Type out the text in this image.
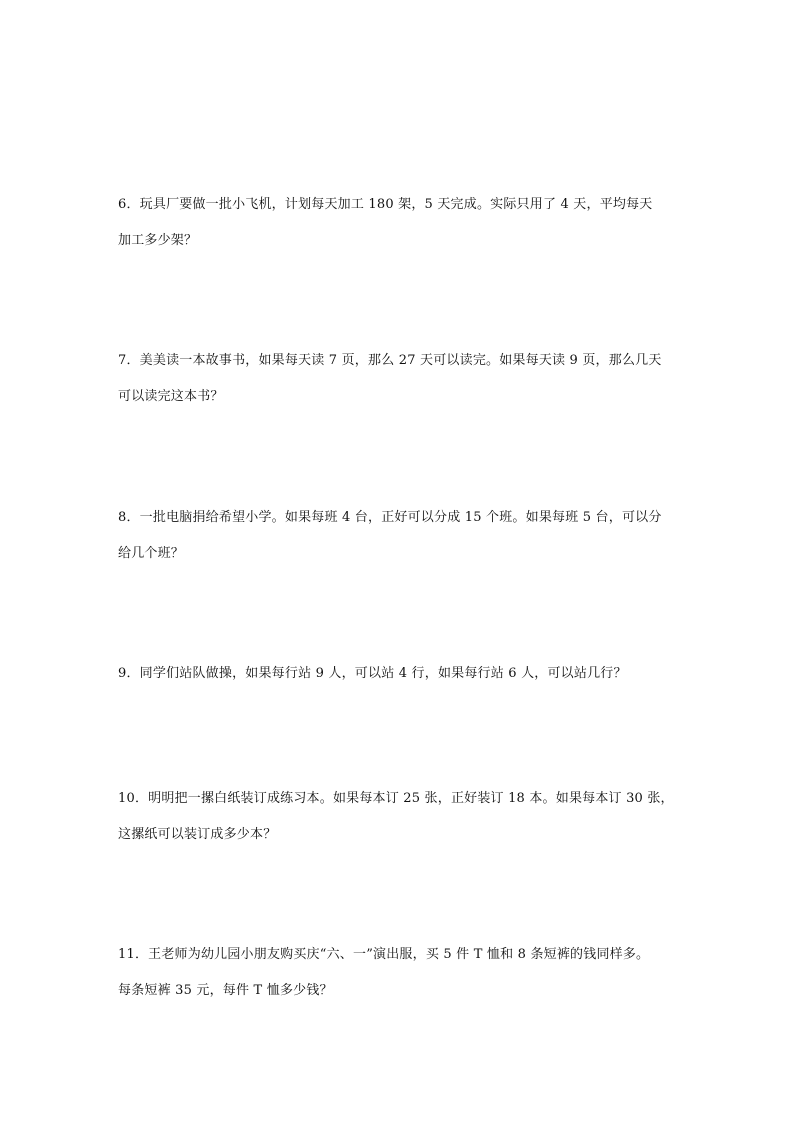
6．玩具厂要做一批小飞机，计划每天加工 180 架，5 天完成。实际只用了 4 天，平均每天
加工多少架？
7．美美读一本故事书，如果每天读 7 页，那么 27 天可以读完。如果每天读 9 页，那么几天
可以读完这本书？
8．一批电脑捐给希望小学。如果每班 4 台，正好可以分成 15 个班。如果每班 5 台，可以分
给几个班？
9．同学们站队做操，如果每行站 9 人，可以站 4 行，如果每行站 6 人，可以站几行？
10．明明把一摞白纸装订成练习本。如果每本订 25 张，正好装订 18 本。如果每本订 30 张，
这摞纸可以装订成多少本？
11．王老师为幼儿园小朋友购买庆“六、一”演出服，买 5 件 T 恤和 8 条短裤的钱同样多。
每条短裤 35 元，每件 T 恤多少钱？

### GIVEN TASK
Give the data above again in full and unchanged, skipping the pictures.

### ANSWER IN FULL
Type out the text in this image.
6．玩具厂要做一批小飞机，计划每天加工 180 架，5 天完成。实际只用了 4 天，平均每天
加工多少架？
7．美美读一本故事书，如果每天读 7 页，那么 27 天可以读完。如果每天读 9 页，那么几天
可以读完这本书？
8．一批电脑捐给希望小学。如果每班 4 台，正好可以分成 15 个班。如果每班 5 台，可以分
给几个班？
9．同学们站队做操，如果每行站 9 人，可以站 4 行，如果每行站 6 人，可以站几行？
10．明明把一摞白纸装订成练习本。如果每本订 25 张，正好装订 18 本。如果每本订 30 张，
这摞纸可以装订成多少本？
11．王老师为幼儿园小朋友购买庆“六、一”演出服，买 5 件 T 恤和 8 条短裤的钱同样多。
每条短裤 35 元，每件 T 恤多少钱？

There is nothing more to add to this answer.